— begin Input for this task —
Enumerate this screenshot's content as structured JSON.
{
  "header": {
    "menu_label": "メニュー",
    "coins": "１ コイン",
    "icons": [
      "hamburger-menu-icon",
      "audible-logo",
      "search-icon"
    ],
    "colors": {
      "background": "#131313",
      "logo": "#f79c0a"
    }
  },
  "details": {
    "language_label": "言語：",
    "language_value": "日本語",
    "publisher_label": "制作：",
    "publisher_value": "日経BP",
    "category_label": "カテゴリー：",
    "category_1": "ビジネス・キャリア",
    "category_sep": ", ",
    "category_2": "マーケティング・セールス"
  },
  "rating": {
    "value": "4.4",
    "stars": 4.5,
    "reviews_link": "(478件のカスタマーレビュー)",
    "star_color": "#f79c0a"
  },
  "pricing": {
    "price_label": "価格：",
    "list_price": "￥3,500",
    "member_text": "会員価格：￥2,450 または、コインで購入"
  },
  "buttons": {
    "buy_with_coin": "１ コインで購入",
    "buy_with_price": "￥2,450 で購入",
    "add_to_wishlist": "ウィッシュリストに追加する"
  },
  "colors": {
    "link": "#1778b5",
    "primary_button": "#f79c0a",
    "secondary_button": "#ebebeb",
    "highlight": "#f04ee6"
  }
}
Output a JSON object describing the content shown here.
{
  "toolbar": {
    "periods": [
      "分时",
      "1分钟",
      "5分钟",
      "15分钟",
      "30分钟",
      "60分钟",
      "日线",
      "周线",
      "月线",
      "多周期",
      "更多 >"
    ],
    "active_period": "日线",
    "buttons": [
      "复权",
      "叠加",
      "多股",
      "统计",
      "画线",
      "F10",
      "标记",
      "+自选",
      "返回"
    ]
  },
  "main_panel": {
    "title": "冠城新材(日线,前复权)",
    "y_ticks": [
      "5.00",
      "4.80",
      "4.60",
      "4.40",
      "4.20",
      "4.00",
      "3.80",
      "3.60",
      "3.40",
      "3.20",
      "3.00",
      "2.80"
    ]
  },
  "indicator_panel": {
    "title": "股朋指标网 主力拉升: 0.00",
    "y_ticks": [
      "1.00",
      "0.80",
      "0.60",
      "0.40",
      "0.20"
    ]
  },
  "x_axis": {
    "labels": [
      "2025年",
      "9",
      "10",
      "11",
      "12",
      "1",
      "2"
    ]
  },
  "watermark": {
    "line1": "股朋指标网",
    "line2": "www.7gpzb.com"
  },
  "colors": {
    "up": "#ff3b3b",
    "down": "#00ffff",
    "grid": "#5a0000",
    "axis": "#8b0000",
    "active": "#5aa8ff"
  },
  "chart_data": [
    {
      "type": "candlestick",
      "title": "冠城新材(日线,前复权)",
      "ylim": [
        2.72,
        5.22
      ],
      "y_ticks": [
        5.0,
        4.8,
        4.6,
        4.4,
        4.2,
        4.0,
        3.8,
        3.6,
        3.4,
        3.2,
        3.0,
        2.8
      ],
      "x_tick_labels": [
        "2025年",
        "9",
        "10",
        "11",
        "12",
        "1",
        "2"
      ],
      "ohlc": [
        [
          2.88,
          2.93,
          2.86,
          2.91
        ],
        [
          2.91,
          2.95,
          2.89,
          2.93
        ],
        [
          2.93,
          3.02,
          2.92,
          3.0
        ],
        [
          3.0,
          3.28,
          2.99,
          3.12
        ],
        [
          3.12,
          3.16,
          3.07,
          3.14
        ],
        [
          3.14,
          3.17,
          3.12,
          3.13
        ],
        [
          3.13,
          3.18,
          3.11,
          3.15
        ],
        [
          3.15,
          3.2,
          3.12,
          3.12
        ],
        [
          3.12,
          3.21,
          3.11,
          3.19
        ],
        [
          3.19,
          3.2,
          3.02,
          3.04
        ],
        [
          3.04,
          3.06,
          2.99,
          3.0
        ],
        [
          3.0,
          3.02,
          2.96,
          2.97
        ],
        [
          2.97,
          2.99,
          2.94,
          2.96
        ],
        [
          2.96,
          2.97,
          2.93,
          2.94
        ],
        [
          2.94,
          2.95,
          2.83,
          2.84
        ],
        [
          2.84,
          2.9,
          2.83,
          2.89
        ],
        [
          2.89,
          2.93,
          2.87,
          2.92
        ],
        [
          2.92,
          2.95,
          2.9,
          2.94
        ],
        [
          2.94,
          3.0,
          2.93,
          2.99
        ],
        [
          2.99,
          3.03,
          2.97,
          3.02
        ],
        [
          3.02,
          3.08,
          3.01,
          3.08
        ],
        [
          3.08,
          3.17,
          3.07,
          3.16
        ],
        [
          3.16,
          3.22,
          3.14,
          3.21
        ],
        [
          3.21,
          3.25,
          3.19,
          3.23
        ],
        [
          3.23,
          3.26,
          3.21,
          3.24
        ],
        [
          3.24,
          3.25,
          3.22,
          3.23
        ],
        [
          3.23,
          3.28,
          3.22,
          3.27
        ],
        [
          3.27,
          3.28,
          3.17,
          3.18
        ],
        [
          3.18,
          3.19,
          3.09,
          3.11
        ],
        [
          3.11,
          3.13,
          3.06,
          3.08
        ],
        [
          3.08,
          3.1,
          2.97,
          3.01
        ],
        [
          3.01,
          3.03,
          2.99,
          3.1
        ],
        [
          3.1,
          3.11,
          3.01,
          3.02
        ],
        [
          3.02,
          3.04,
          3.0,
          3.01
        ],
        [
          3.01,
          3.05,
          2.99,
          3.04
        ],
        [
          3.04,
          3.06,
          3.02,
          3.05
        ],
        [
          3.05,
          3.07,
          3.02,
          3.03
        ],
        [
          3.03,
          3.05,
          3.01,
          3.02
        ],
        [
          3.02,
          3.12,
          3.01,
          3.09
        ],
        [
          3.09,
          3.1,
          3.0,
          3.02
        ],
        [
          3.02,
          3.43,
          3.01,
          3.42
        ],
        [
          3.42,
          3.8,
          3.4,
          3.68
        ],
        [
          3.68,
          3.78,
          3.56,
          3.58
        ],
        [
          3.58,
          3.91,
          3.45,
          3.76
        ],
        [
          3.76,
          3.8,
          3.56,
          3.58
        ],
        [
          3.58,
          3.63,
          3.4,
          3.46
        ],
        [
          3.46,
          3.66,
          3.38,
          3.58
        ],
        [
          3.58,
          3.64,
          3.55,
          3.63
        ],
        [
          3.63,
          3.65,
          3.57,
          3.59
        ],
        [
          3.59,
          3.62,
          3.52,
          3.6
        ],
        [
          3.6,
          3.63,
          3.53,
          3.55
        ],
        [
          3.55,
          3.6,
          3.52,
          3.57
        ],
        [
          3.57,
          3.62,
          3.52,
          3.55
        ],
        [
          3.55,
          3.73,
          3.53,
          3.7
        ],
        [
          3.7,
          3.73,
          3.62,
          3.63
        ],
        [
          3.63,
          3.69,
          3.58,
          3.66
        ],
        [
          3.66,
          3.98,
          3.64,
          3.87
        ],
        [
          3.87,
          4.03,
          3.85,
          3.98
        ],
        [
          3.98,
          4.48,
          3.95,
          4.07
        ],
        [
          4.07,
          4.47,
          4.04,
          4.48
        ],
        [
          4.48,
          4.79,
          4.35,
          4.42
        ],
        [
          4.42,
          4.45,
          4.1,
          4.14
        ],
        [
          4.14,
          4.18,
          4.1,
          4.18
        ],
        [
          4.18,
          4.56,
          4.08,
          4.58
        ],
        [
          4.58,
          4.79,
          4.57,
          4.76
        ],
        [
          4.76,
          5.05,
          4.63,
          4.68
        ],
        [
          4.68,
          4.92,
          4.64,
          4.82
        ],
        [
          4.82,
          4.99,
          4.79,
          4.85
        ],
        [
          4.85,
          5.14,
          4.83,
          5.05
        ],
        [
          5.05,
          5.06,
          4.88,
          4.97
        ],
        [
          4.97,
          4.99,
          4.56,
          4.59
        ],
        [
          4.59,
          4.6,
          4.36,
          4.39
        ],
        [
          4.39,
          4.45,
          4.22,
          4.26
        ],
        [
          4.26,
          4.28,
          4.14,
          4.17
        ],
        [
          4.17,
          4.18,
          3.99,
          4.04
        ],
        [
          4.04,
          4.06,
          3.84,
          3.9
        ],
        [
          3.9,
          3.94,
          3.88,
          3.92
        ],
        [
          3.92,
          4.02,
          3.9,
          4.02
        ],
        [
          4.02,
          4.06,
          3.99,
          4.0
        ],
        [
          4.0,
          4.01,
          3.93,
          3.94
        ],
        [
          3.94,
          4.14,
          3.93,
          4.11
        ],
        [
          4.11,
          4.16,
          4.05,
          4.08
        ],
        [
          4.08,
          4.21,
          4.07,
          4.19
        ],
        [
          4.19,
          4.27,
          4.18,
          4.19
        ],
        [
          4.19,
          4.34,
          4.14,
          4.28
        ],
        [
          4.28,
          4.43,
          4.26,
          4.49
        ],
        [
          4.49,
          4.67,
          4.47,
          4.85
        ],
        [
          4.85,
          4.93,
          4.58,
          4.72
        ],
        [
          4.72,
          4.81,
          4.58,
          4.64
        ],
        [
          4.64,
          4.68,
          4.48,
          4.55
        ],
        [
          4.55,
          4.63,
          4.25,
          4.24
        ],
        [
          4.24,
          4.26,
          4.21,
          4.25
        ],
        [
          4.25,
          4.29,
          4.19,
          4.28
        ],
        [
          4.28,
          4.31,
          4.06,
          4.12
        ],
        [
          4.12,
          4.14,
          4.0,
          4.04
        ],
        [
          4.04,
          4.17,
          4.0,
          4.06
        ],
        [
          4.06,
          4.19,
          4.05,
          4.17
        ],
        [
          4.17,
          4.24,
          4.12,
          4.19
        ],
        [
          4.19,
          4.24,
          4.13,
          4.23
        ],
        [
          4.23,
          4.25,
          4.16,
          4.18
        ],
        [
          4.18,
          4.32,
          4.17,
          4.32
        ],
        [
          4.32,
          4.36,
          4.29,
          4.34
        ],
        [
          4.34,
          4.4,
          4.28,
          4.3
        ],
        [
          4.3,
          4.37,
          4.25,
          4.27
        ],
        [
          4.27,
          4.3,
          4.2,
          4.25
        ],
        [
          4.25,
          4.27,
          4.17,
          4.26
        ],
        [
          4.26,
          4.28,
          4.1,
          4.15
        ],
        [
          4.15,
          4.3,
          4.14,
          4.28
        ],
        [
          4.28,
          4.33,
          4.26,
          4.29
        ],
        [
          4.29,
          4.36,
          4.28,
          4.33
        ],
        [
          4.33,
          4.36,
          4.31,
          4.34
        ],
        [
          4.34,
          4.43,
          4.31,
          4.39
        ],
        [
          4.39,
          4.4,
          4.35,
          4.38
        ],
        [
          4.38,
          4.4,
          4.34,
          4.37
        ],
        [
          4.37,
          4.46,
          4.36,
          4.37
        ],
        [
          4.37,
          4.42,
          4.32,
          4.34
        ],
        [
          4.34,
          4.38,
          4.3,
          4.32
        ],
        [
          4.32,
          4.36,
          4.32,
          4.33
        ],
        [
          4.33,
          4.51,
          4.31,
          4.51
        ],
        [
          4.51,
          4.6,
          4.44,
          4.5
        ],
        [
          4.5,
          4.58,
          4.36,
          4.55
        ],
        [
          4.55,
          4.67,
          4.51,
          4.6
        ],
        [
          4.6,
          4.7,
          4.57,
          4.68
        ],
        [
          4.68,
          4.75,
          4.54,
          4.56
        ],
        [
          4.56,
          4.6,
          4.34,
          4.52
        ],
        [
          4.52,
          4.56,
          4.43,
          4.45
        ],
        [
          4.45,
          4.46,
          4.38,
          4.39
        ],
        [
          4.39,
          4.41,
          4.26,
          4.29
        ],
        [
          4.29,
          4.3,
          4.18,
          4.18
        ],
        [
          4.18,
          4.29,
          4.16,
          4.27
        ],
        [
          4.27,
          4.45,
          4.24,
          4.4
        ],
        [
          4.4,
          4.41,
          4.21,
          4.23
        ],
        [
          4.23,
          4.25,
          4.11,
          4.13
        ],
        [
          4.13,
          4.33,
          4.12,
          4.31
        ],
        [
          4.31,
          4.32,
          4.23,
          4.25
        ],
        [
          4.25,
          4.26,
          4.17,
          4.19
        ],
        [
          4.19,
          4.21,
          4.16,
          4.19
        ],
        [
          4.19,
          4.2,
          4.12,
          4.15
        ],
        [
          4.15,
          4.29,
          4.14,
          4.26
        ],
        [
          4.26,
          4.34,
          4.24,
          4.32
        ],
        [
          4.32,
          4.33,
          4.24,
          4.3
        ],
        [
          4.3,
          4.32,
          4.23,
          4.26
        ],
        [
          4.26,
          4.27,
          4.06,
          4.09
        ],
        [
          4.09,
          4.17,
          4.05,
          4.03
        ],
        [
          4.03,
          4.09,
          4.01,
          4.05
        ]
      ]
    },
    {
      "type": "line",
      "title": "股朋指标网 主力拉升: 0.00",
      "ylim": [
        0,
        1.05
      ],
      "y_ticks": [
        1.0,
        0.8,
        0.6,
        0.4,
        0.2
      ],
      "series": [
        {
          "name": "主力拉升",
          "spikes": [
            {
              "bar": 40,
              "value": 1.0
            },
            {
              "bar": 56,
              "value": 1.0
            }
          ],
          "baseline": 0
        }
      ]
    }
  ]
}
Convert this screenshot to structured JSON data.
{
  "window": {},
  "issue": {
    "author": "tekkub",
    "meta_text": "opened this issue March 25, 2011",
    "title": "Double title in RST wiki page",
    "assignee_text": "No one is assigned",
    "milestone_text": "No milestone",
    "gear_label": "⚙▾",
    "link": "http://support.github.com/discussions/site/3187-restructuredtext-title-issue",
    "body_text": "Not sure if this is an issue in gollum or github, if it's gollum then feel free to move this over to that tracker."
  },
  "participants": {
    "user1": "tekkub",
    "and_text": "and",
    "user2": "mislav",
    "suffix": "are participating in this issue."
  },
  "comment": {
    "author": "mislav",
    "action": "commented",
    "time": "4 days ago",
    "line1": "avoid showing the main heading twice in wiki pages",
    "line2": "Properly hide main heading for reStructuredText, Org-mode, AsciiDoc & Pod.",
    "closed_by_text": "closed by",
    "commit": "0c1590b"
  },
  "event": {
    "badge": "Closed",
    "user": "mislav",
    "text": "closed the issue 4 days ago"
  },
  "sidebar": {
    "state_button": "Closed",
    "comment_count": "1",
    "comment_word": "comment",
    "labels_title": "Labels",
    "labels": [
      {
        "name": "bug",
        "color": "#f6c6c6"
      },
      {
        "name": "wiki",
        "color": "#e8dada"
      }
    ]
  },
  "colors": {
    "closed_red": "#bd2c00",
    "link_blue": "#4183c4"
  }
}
— end Input for this task —
- **Task instructions**: Pull out and copy each line containing the string "股朋指标网".

- **Task solution**:
    "title": "股朋指标网 主力拉升: 0.00",
    "line1": "股朋指标网",
      "title": "股朋指标网 主力拉升: 0.00",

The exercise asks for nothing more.